Data tied to figure images

####

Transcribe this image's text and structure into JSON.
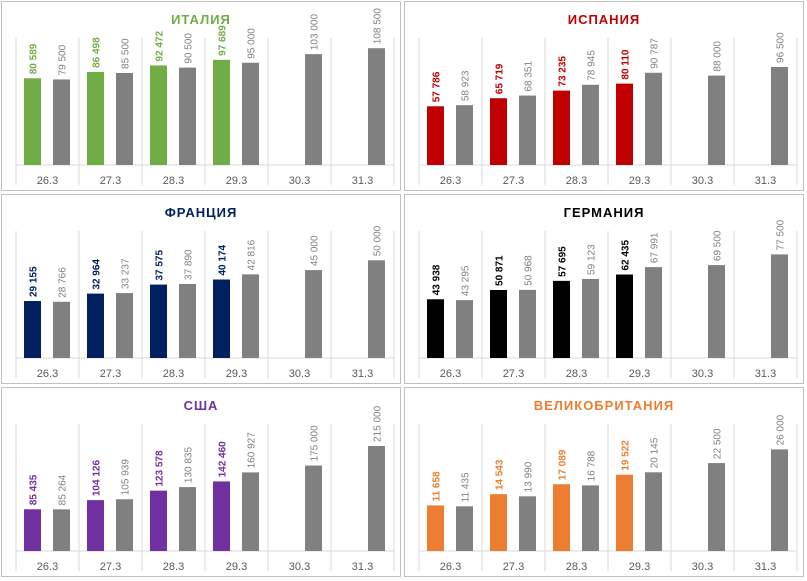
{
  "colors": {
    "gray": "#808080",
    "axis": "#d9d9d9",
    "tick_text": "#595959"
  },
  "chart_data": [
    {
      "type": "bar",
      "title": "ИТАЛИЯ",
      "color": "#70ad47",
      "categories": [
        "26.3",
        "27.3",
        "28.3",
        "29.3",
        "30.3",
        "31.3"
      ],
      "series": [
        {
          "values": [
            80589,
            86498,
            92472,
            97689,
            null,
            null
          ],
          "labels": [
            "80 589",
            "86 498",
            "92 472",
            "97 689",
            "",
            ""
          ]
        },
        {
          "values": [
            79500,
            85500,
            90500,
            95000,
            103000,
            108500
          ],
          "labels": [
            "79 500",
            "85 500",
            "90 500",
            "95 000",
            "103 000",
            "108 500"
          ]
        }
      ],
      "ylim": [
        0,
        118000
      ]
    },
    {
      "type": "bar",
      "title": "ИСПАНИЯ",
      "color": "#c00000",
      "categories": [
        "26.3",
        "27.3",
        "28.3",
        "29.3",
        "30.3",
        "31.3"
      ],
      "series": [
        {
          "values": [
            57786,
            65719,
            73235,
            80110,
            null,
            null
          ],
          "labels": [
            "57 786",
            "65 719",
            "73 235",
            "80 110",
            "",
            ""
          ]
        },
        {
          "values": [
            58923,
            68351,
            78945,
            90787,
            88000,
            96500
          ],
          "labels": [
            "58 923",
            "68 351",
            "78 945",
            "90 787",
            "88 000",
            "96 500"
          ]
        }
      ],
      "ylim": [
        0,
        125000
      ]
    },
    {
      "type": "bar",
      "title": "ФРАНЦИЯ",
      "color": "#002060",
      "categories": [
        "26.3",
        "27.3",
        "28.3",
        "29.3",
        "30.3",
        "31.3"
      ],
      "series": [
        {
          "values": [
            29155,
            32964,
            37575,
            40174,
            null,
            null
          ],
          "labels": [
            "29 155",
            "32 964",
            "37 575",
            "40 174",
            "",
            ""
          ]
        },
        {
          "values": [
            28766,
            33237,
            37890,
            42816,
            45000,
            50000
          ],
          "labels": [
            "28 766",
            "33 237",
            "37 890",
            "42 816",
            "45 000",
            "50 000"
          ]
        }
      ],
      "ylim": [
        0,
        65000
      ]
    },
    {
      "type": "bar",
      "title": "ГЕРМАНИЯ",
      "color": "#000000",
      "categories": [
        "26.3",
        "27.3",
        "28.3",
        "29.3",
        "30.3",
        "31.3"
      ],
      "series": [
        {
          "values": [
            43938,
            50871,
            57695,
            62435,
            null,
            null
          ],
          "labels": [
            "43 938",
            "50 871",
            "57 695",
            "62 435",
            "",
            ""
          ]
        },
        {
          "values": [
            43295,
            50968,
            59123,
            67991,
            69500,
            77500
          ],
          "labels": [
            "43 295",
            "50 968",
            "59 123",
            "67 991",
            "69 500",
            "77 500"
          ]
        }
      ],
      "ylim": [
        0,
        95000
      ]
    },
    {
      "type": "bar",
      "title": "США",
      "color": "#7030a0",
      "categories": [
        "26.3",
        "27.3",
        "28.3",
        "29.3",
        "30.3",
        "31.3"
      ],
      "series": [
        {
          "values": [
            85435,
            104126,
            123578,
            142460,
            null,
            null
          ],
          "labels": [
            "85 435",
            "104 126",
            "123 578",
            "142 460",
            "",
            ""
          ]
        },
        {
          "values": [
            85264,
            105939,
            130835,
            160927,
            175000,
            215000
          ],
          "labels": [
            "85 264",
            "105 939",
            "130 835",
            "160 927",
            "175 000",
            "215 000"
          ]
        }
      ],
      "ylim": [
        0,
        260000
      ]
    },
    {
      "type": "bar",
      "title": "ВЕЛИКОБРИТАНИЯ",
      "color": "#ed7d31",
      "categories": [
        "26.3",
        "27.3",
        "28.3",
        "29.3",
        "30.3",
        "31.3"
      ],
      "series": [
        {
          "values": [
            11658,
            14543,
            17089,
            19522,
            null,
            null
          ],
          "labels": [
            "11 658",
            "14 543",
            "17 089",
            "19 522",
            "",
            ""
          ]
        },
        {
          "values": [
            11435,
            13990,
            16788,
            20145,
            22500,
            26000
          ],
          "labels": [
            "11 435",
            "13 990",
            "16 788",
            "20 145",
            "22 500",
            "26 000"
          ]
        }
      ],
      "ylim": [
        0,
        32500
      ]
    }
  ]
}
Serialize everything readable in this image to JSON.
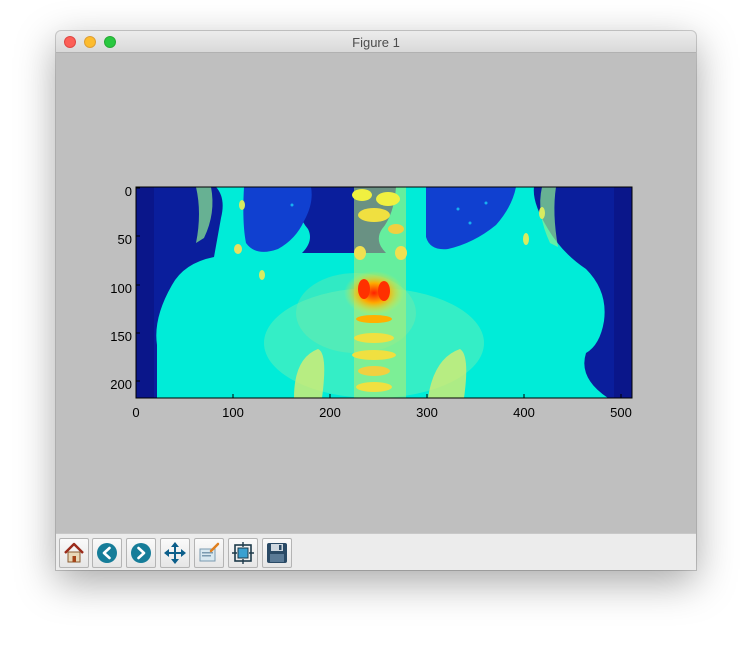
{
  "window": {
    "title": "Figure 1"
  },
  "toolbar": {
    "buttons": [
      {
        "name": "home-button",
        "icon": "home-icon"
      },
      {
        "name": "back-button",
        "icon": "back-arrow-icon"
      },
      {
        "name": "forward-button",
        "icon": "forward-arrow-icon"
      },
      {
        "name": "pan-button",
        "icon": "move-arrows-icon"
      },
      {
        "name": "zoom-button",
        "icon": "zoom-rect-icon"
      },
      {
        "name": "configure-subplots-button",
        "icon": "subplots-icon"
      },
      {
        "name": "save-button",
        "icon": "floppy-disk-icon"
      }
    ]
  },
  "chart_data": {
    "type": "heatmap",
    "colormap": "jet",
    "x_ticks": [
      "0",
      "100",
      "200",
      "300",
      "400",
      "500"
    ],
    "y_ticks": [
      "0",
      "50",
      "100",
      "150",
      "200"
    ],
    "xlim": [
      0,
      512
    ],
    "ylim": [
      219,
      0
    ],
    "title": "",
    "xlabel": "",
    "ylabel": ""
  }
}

####

:: Written problem ::
Transcribe the full listing character for character. Pictures are excluded.

:: Response for this exercise ::
Transcribe this image's text and structure into JSON.
{
  "colors": {
    "gray": "#808080",
    "axis": "#d9d9d9",
    "tick_text": "#595959"
  },
  "chart_data": [
    {
      "type": "bar",
      "title": "ИТАЛИЯ",
      "color": "#70ad47",
      "categories": [
        "26.3",
        "27.3",
        "28.3",
        "29.3",
        "30.3",
        "31.3"
      ],
      "series": [
        {
          "values": [
            80589,
            86498,
            92472,
            97689,
            null,
            null
          ],
          "labels": [
            "80 589",
            "86 498",
            "92 472",
            "97 689",
            "",
            ""
          ]
        },
        {
          "values": [
            79500,
            85500,
            90500,
            95000,
            103000,
            108500
          ],
          "labels": [
            "79 500",
            "85 500",
            "90 500",
            "95 000",
            "103 000",
            "108 500"
          ]
        }
      ],
      "ylim": [
        0,
        118000
      ]
    },
    {
      "type": "bar",
      "title": "ИСПАНИЯ",
      "color": "#c00000",
      "categories": [
        "26.3",
        "27.3",
        "28.3",
        "29.3",
        "30.3",
        "31.3"
      ],
      "series": [
        {
          "values": [
            57786,
            65719,
            73235,
            80110,
            null,
            null
          ],
          "labels": [
            "57 786",
            "65 719",
            "73 235",
            "80 110",
            "",
            ""
          ]
        },
        {
          "values": [
            58923,
            68351,
            78945,
            90787,
            88000,
            96500
          ],
          "labels": [
            "58 923",
            "68 351",
            "78 945",
            "90 787",
            "88 000",
            "96 500"
          ]
        }
      ],
      "ylim": [
        0,
        125000
      ]
    },
    {
      "type": "bar",
      "title": "ФРАНЦИЯ",
      "color": "#002060",
      "categories": [
        "26.3",
        "27.3",
        "28.3",
        "29.3",
        "30.3",
        "31.3"
      ],
      "series": [
        {
          "values": [
            29155,
            32964,
            37575,
            40174,
            null,
            null
          ],
          "labels": [
            "29 155",
            "32 964",
            "37 575",
            "40 174",
            "",
            ""
          ]
        },
        {
          "values": [
            28766,
            33237,
            37890,
            42816,
            45000,
            50000
          ],
          "labels": [
            "28 766",
            "33 237",
            "37 890",
            "42 816",
            "45 000",
            "50 000"
          ]
        }
      ],
      "ylim": [
        0,
        65000
      ]
    },
    {
      "type": "bar",
      "title": "ГЕРМАНИЯ",
      "color": "#000000",
      "categories": [
        "26.3",
        "27.3",
        "28.3",
        "29.3",
        "30.3",
        "31.3"
      ],
      "series": [
        {
          "values": [
            43938,
            50871,
            57695,
            62435,
            null,
            null
          ],
          "labels": [
            "43 938",
            "50 871",
            "57 695",
            "62 435",
            "",
            ""
          ]
        },
        {
          "values": [
            43295,
            50968,
            59123,
            67991,
            69500,
            77500
          ],
          "labels": [
            "43 295",
            "50 968",
            "59 123",
            "67 991",
            "69 500",
            "77 500"
          ]
        }
      ],
      "ylim": [
        0,
        95000
      ]
    },
    {
      "type": "bar",
      "title": "США",
      "color": "#7030a0",
      "categories": [
        "26.3",
        "27.3",
        "28.3",
        "29.3",
        "30.3",
        "31.3"
      ],
      "series": [
        {
          "values": [
            85435,
            104126,
            123578,
            142460,
            null,
            null
          ],
          "labels": [
            "85 435",
            "104 126",
            "123 578",
            "142 460",
            "",
            ""
          ]
        },
        {
          "values": [
            85264,
            105939,
            130835,
            160927,
            175000,
            215000
          ],
          "labels": [
            "85 264",
            "105 939",
            "130 835",
            "160 927",
            "175 000",
            "215 000"
          ]
        }
      ],
      "ylim": [
        0,
        260000
      ]
    },
    {
      "type": "bar",
      "title": "ВЕЛИКОБРИТАНИЯ",
      "color": "#ed7d31",
      "categories": [
        "26.3",
        "27.3",
        "28.3",
        "29.3",
        "30.3",
        "31.3"
      ],
      "series": [
        {
          "values": [
            11658,
            14543,
            17089,
            19522,
            null,
            null
          ],
          "labels": [
            "11 658",
            "14 543",
            "17 089",
            "19 522",
            "",
            ""
          ]
        },
        {
          "values": [
            11435,
            13990,
            16788,
            20145,
            22500,
            26000
          ],
          "labels": [
            "11 435",
            "13 990",
            "16 788",
            "20 145",
            "22 500",
            "26 000"
          ]
        }
      ],
      "ylim": [
        0,
        32500
      ]
    }
  ]
}
Serialize everything readable in this image to JSON.
{
  "window": {
    "title": "Figure 1"
  },
  "toolbar": {
    "buttons": [
      {
        "name": "home-button",
        "icon": "home-icon"
      },
      {
        "name": "back-button",
        "icon": "back-arrow-icon"
      },
      {
        "name": "forward-button",
        "icon": "forward-arrow-icon"
      },
      {
        "name": "pan-button",
        "icon": "move-arrows-icon"
      },
      {
        "name": "zoom-button",
        "icon": "zoom-rect-icon"
      },
      {
        "name": "configure-subplots-button",
        "icon": "subplots-icon"
      },
      {
        "name": "save-button",
        "icon": "floppy-disk-icon"
      }
    ]
  },
  "chart_data": {
    "type": "heatmap",
    "colormap": "jet",
    "x_ticks": [
      "0",
      "100",
      "200",
      "300",
      "400",
      "500"
    ],
    "y_ticks": [
      "0",
      "50",
      "100",
      "150",
      "200"
    ],
    "xlim": [
      0,
      512
    ],
    "ylim": [
      219,
      0
    ],
    "title": "",
    "xlabel": "",
    "ylabel": ""
  }
}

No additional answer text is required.